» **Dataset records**
* Start *
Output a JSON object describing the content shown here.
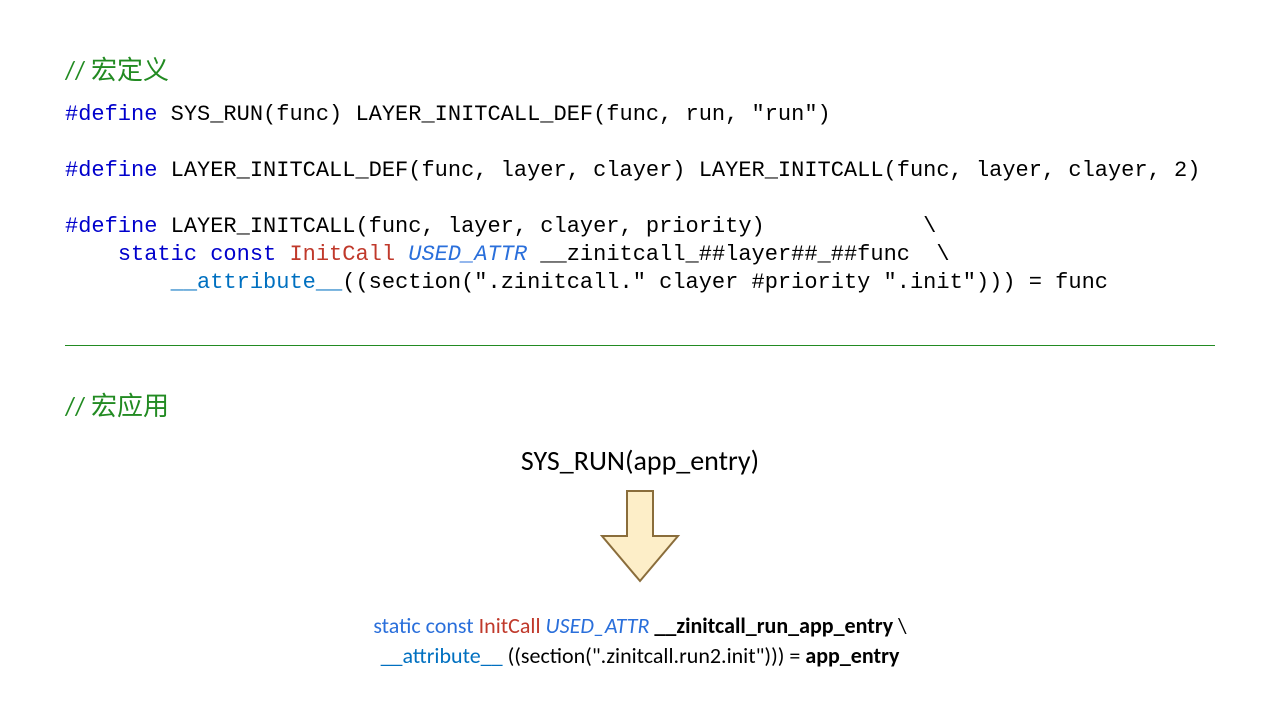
{
  "headings": {
    "definition": "// 宏定义",
    "application": "// 宏应用"
  },
  "code": {
    "line1_define": "#define",
    "line1_rest": " SYS_RUN(func) LAYER_INITCALL_DEF(func, run, \"run\")",
    "line2_define": "#define",
    "line2_rest": " LAYER_INITCALL_DEF(func, layer, clayer) LAYER_INITCALL(func, layer, clayer, 2)",
    "line3_define": "#define",
    "line3_rest": " LAYER_INITCALL(func, layer, clayer, priority)            \\",
    "line4_indent": "    ",
    "line4_static": "static",
    "line4_const": " const",
    "line4_type": " InitCall",
    "line4_attr": " USED_ATTR",
    "line4_rest": " __zinitcall_##layer##_##func  \\",
    "line5_indent": "        ",
    "line5_attr": "__attribute__",
    "line5_rest": "((section(\".zinitcall.\" clayer #priority \".init\"))) = func"
  },
  "expansion": {
    "source": "SYS_RUN(app_entry)",
    "line1_static": "static",
    "line1_const": " const ",
    "line1_type": "InitCall",
    "line1_space": " ",
    "line1_used": "USED_ATTR",
    "line1_sym": " __zinitcall_run_app_entry",
    "line1_cont": " \\",
    "line2_attr": "__attribute__",
    "line2_rest": " ((section(\".zinitcall.run2.init\"))) = ",
    "line2_val": "app_entry"
  }
}
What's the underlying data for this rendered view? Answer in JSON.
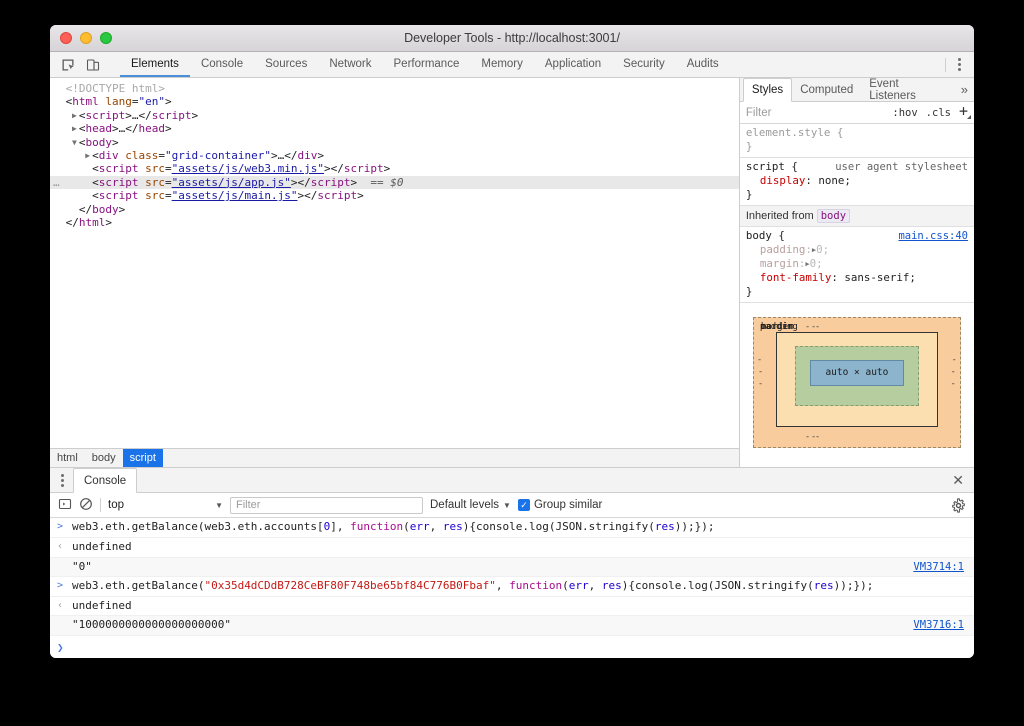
{
  "window": {
    "title": "Developer Tools - http://localhost:3001/",
    "traffic_lights": [
      "close-red",
      "minimize-yellow",
      "maximize-green"
    ]
  },
  "devtools_toolbar": {
    "inspect_icon": "inspect-element-icon",
    "device_toggle_icon": "device-toolbar-icon",
    "more_icon": "more-options-kebab-icon",
    "tabs": [
      {
        "label": "Elements",
        "active": true
      },
      {
        "label": "Console",
        "active": false
      },
      {
        "label": "Sources",
        "active": false
      },
      {
        "label": "Network",
        "active": false
      },
      {
        "label": "Performance",
        "active": false
      },
      {
        "label": "Memory",
        "active": false
      },
      {
        "label": "Application",
        "active": false
      },
      {
        "label": "Security",
        "active": false
      },
      {
        "label": "Audits",
        "active": false
      }
    ]
  },
  "dom_tree": {
    "rows": [
      {
        "indent": 0,
        "twisty": "",
        "selected": false,
        "gutter": "",
        "parts": [
          {
            "t": "doctype",
            "s": "<!DOCTYPE html>"
          }
        ]
      },
      {
        "indent": 0,
        "twisty": "",
        "selected": false,
        "gutter": "",
        "parts": [
          {
            "t": "punc",
            "s": "<"
          },
          {
            "t": "tag",
            "s": "html"
          },
          {
            "t": "attr",
            "s": " lang"
          },
          {
            "t": "punc",
            "s": "="
          },
          {
            "t": "val",
            "s": "\"en\""
          },
          {
            "t": "punc",
            "s": ">"
          }
        ]
      },
      {
        "indent": 1,
        "twisty": "collapsed",
        "selected": false,
        "gutter": "",
        "parts": [
          {
            "t": "punc",
            "s": "<"
          },
          {
            "t": "tag",
            "s": "script"
          },
          {
            "t": "punc",
            "s": ">"
          },
          {
            "t": "plain",
            "s": "…"
          },
          {
            "t": "punc",
            "s": "</"
          },
          {
            "t": "tag",
            "s": "script"
          },
          {
            "t": "punc",
            "s": ">"
          }
        ]
      },
      {
        "indent": 1,
        "twisty": "collapsed",
        "selected": false,
        "gutter": "",
        "parts": [
          {
            "t": "punc",
            "s": "<"
          },
          {
            "t": "tag",
            "s": "head"
          },
          {
            "t": "punc",
            "s": ">"
          },
          {
            "t": "plain",
            "s": "…"
          },
          {
            "t": "punc",
            "s": "</"
          },
          {
            "t": "tag",
            "s": "head"
          },
          {
            "t": "punc",
            "s": ">"
          }
        ]
      },
      {
        "indent": 1,
        "twisty": "expanded",
        "selected": false,
        "gutter": "",
        "parts": [
          {
            "t": "punc",
            "s": "<"
          },
          {
            "t": "tag",
            "s": "body"
          },
          {
            "t": "punc",
            "s": ">"
          }
        ]
      },
      {
        "indent": 2,
        "twisty": "collapsed",
        "selected": false,
        "gutter": "",
        "parts": [
          {
            "t": "punc",
            "s": "<"
          },
          {
            "t": "tag",
            "s": "div"
          },
          {
            "t": "attr",
            "s": " class"
          },
          {
            "t": "punc",
            "s": "="
          },
          {
            "t": "val",
            "s": "\"grid-container\""
          },
          {
            "t": "punc",
            "s": ">"
          },
          {
            "t": "plain",
            "s": "…"
          },
          {
            "t": "punc",
            "s": "</"
          },
          {
            "t": "tag",
            "s": "div"
          },
          {
            "t": "punc",
            "s": ">"
          }
        ]
      },
      {
        "indent": 2,
        "twisty": "",
        "selected": false,
        "gutter": "",
        "parts": [
          {
            "t": "punc",
            "s": "<"
          },
          {
            "t": "tag",
            "s": "script"
          },
          {
            "t": "attr",
            "s": " src"
          },
          {
            "t": "punc",
            "s": "="
          },
          {
            "t": "link",
            "s": "\"assets/js/web3.min.js\""
          },
          {
            "t": "punc",
            "s": "></"
          },
          {
            "t": "tag",
            "s": "script"
          },
          {
            "t": "punc",
            "s": ">"
          }
        ]
      },
      {
        "indent": 2,
        "twisty": "",
        "selected": true,
        "gutter": "…",
        "parts": [
          {
            "t": "punc",
            "s": "<"
          },
          {
            "t": "tag",
            "s": "script"
          },
          {
            "t": "attr",
            "s": " src"
          },
          {
            "t": "punc",
            "s": "="
          },
          {
            "t": "link",
            "s": "\"assets/js/app.js\""
          },
          {
            "t": "punc",
            "s": "></"
          },
          {
            "t": "tag",
            "s": "script"
          },
          {
            "t": "punc",
            "s": ">"
          },
          {
            "t": "dollar",
            "s": "  == $0"
          }
        ]
      },
      {
        "indent": 2,
        "twisty": "",
        "selected": false,
        "gutter": "",
        "parts": [
          {
            "t": "punc",
            "s": "<"
          },
          {
            "t": "tag",
            "s": "script"
          },
          {
            "t": "attr",
            "s": " src"
          },
          {
            "t": "punc",
            "s": "="
          },
          {
            "t": "link",
            "s": "\"assets/js/main.js\""
          },
          {
            "t": "punc",
            "s": "></"
          },
          {
            "t": "tag",
            "s": "script"
          },
          {
            "t": "punc",
            "s": ">"
          }
        ]
      },
      {
        "indent": 1,
        "twisty": "",
        "selected": false,
        "gutter": "",
        "parts": [
          {
            "t": "punc",
            "s": "</"
          },
          {
            "t": "tag",
            "s": "body"
          },
          {
            "t": "punc",
            "s": ">"
          }
        ]
      },
      {
        "indent": 0,
        "twisty": "",
        "selected": false,
        "gutter": "",
        "parts": [
          {
            "t": "punc",
            "s": "</"
          },
          {
            "t": "tag",
            "s": "html"
          },
          {
            "t": "punc",
            "s": ">"
          }
        ]
      }
    ],
    "breadcrumbs": [
      {
        "label": "html",
        "active": false
      },
      {
        "label": "body",
        "active": false
      },
      {
        "label": "script",
        "active": true
      }
    ]
  },
  "styles_panel": {
    "tabs": [
      {
        "label": "Styles",
        "active": true
      },
      {
        "label": "Computed",
        "active": false
      },
      {
        "label": "Event Listeners",
        "active": false
      }
    ],
    "more_tabs_glyph": "»",
    "filter_placeholder": "Filter",
    "hov_label": ":hov",
    "cls_label": ".cls",
    "new_rule_icon": "add-style-rule-icon",
    "rules": [
      {
        "selector": "element.style",
        "origin": "",
        "origin_link": "",
        "grey": true,
        "declarations": []
      },
      {
        "selector": "script",
        "origin": "user agent stylesheet",
        "origin_link": "",
        "grey": false,
        "declarations": [
          {
            "name": "display",
            "value": "none",
            "disabled": false,
            "expandable": false
          }
        ]
      }
    ],
    "inherited_label": "Inherited from",
    "inherited_from": "body",
    "inherited_rule": {
      "selector": "body",
      "origin_link": "main.css:40",
      "declarations": [
        {
          "name": "padding",
          "value": "0",
          "disabled": true,
          "expandable": true
        },
        {
          "name": "margin",
          "value": "0",
          "disabled": true,
          "expandable": true
        },
        {
          "name": "font-family",
          "value": "sans-serif",
          "disabled": false,
          "expandable": false
        }
      ]
    },
    "box_model": {
      "margin_label": "margin",
      "border_label": "border",
      "padding_label": "padding",
      "content_label": "auto × auto",
      "margin_values": {
        "top": "-",
        "right": "-",
        "bottom": "-",
        "left": "-"
      },
      "border_values": {
        "top": "-",
        "right": "-",
        "bottom": "-",
        "left": "-"
      },
      "padding_values": {
        "top": "-",
        "right": "-",
        "bottom": "-",
        "left": "-"
      },
      "colors": {
        "margin": "#f9cc9d",
        "border": "#fcdfb0",
        "padding": "#b5cd9f",
        "content": "#8cb4cd"
      }
    }
  },
  "console_drawer": {
    "kebab_icon": "drawer-more-icon",
    "tab_label": "Console",
    "close_icon": "close-drawer-icon",
    "toolbar": {
      "sidebar_icon": "console-sidebar-icon",
      "clear_icon": "clear-console-icon",
      "context": "top",
      "context_arrow": "▼",
      "filter_placeholder": "Filter",
      "levels_label": "Default levels",
      "levels_arrow": "▼",
      "group_similar_label": "Group similar",
      "group_similar_checked": true,
      "settings_icon": "console-settings-gear-icon"
    },
    "entries": [
      {
        "kind": "input",
        "gutter": ">",
        "vm": "",
        "tokens": [
          {
            "t": "plain",
            "s": "web3.eth.getBalance(web3.eth.accounts["
          },
          {
            "t": "num",
            "s": "0"
          },
          {
            "t": "plain",
            "s": "], "
          },
          {
            "t": "kw",
            "s": "function"
          },
          {
            "t": "plain",
            "s": "("
          },
          {
            "t": "par",
            "s": "err"
          },
          {
            "t": "plain",
            "s": ", "
          },
          {
            "t": "par",
            "s": "res"
          },
          {
            "t": "plain",
            "s": "){console.log(JSON.stringify("
          },
          {
            "t": "par",
            "s": "res"
          },
          {
            "t": "plain",
            "s": "));});"
          }
        ]
      },
      {
        "kind": "result",
        "gutter": "‹",
        "vm": "",
        "tokens": [
          {
            "t": "plain",
            "s": "undefined"
          }
        ]
      },
      {
        "kind": "log",
        "gutter": "",
        "vm": "VM3714:1",
        "tokens": [
          {
            "t": "plain",
            "s": "\"0\""
          }
        ]
      },
      {
        "kind": "input",
        "gutter": ">",
        "vm": "",
        "tokens": [
          {
            "t": "plain",
            "s": "web3.eth.getBalance("
          },
          {
            "t": "str",
            "s": "\"0x35d4dCDdB728CeBF80F748be65bf84C776B0Fbaf\""
          },
          {
            "t": "plain",
            "s": ", "
          },
          {
            "t": "kw",
            "s": "function"
          },
          {
            "t": "plain",
            "s": "("
          },
          {
            "t": "par",
            "s": "err"
          },
          {
            "t": "plain",
            "s": ", "
          },
          {
            "t": "par",
            "s": "res"
          },
          {
            "t": "plain",
            "s": "){console.log(JSON.stringify("
          },
          {
            "t": "par",
            "s": "res"
          },
          {
            "t": "plain",
            "s": "));});"
          }
        ]
      },
      {
        "kind": "result",
        "gutter": "‹",
        "vm": "",
        "tokens": [
          {
            "t": "plain",
            "s": "undefined"
          }
        ]
      },
      {
        "kind": "log",
        "gutter": "",
        "vm": "VM3716:1",
        "tokens": [
          {
            "t": "plain",
            "s": "\"1000000000000000000000\""
          }
        ]
      }
    ],
    "prompt_glyph": "❯"
  }
}
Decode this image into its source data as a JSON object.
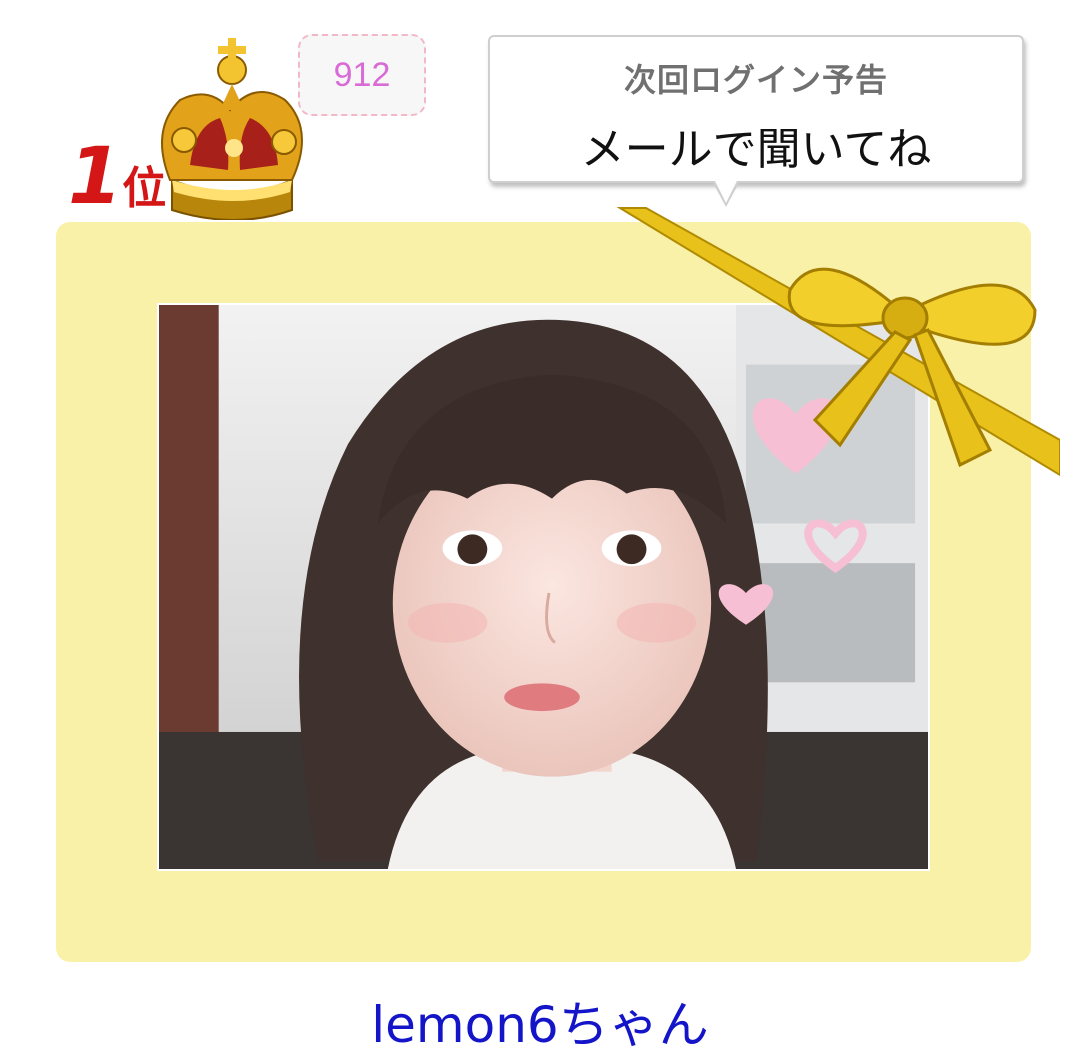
* End *
» **WRITTEN TASK**
Pick out every line of the listing containing the word "close", and show those lines.

» **SOLUTION TO THIS PROBLEM**
      "close-red",
    "close_icon": "close-drawer-icon",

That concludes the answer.